Objective - In the listing below, locate the lines bearing the word "JSON". Copy every one of them.

————————

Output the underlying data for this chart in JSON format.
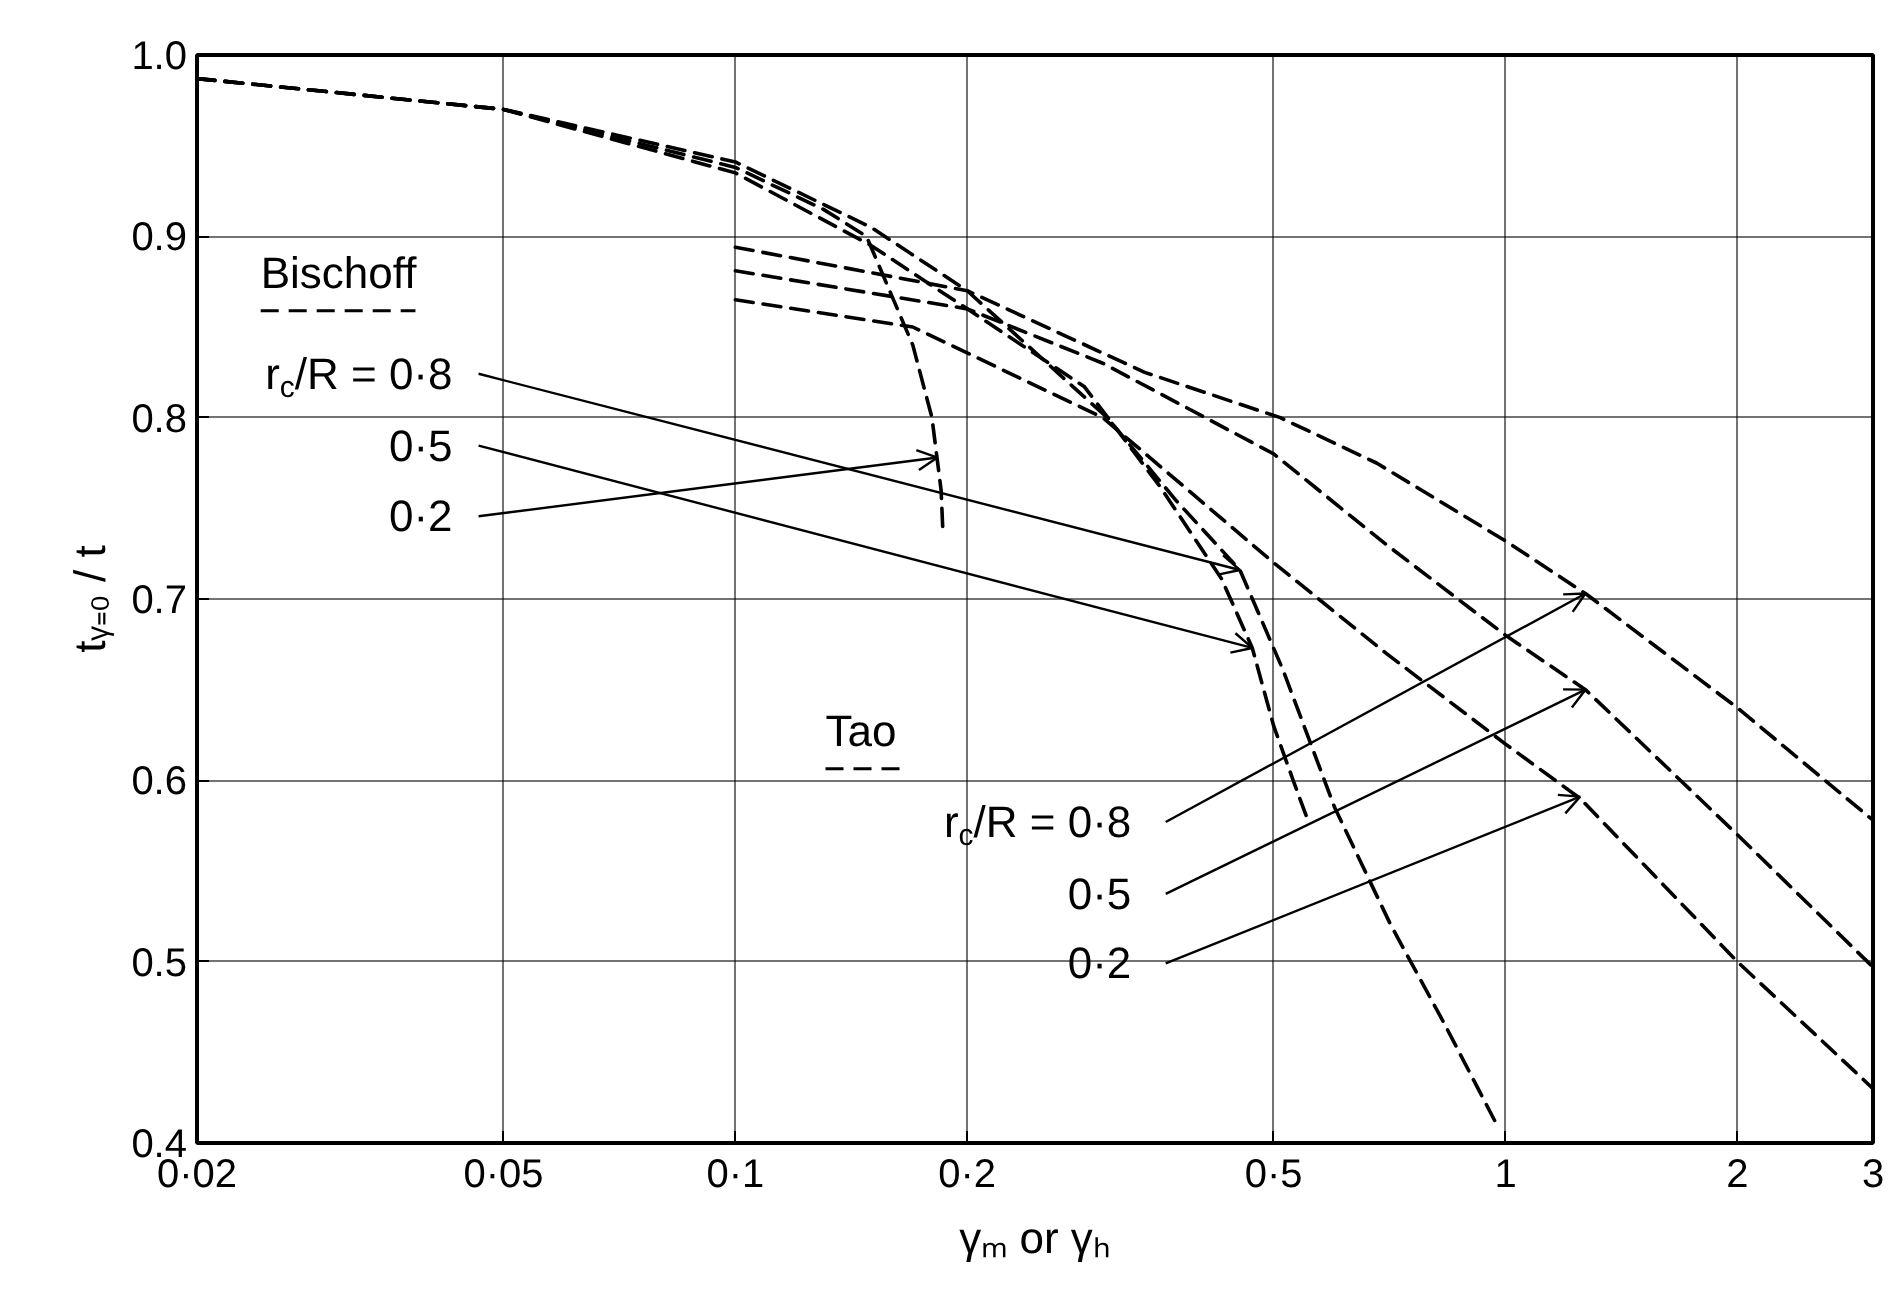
{
  "chart_data": {
    "type": "line",
    "xlabel": "γₘ or γₕ",
    "ylabel": "tᵧ₌₀ / t",
    "log": "x",
    "grid": true,
    "line_style": "dashed",
    "xlim": [
      0.02,
      3
    ],
    "ylim": [
      0.4,
      1.0
    ],
    "xticks": [
      {
        "value": 0.02,
        "label": "0·02"
      },
      {
        "value": 0.05,
        "label": "0·05"
      },
      {
        "value": 0.1,
        "label": "0·1"
      },
      {
        "value": 0.2,
        "label": "0·2"
      },
      {
        "value": 0.5,
        "label": "0·5"
      },
      1,
      2,
      3
    ],
    "yticks": [
      0.4,
      0.5,
      0.6,
      0.7,
      0.8,
      0.9,
      {
        "value": 1.0,
        "label": "1.0"
      }
    ],
    "series": [
      {
        "color": "#000000",
        "x": [
          0.02,
          0.05,
          0.1,
          0.15,
          0.2,
          0.304,
          0.374,
          0.452,
          0.514,
          0.6,
          0.71,
          0.83,
          0.98
        ],
        "values": [
          0.987,
          0.97,
          0.941,
          0.905,
          0.87,
          0.8,
          0.754,
          0.716,
          0.661,
          0.585,
          0.52,
          0.467,
          0.408
        ]
      },
      {
        "color": "#000000",
        "x": [
          0.02,
          0.05,
          0.1,
          0.15,
          0.2,
          0.284,
          0.356,
          0.428,
          0.469,
          0.5,
          0.53,
          0.556
        ],
        "values": [
          0.987,
          0.97,
          0.935,
          0.895,
          0.86,
          0.817,
          0.762,
          0.711,
          0.673,
          0.63,
          0.6,
          0.576
        ]
      },
      {
        "color": "#000000",
        "x": [
          0.02,
          0.05,
          0.1,
          0.13,
          0.148,
          0.17,
          0.18,
          0.185,
          0.186
        ],
        "values": [
          0.987,
          0.97,
          0.938,
          0.915,
          0.9,
          0.84,
          0.8,
          0.76,
          0.737
        ]
      },
      {
        "color": "#000000",
        "x": [
          0.1,
          0.2,
          0.34,
          0.51,
          0.68,
          1.0,
          1.27,
          2.0,
          3.0
        ],
        "values": [
          0.894,
          0.87,
          0.825,
          0.8,
          0.775,
          0.732,
          0.703,
          0.64,
          0.578
        ]
      },
      {
        "color": "#000000",
        "x": [
          0.1,
          0.2,
          0.3,
          0.5,
          0.7,
          1.0,
          1.27,
          2.0,
          3.0
        ],
        "values": [
          0.881,
          0.86,
          0.83,
          0.78,
          0.73,
          0.68,
          0.65,
          0.57,
          0.497
        ]
      },
      {
        "color": "#000000",
        "x": [
          0.1,
          0.17,
          0.3,
          0.5,
          0.7,
          1.0,
          1.25,
          2.0,
          3.0
        ],
        "values": [
          0.865,
          0.85,
          0.8,
          0.72,
          0.67,
          0.62,
          0.59,
          0.5,
          0.43
        ]
      }
    ],
    "annotations": [
      "Bischoff",
      {
        "text": "r$_{c}$/R = 0·8",
        "x": 0.452,
        "y": 0.716
      },
      {
        "text": "0·5",
        "x": 0.469,
        "y": 0.673
      },
      {
        "text": "0·2",
        "x": 0.183,
        "y": 0.778
      },
      "Tao",
      {
        "text": "r$_{c}$/R = 0·8",
        "x": 1.27,
        "y": 0.703
      },
      {
        "text": "0·5",
        "x": 1.27,
        "y": 0.65
      },
      {
        "text": "0·2",
        "x": 1.25,
        "y": 0.591
      }
    ]
  }
}
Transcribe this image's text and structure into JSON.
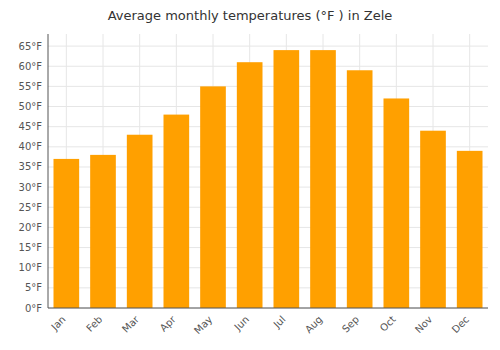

————————

Result of this task -
Output the underlying data for this chart in JSON format.
Transcribe this image's text and structure into JSON.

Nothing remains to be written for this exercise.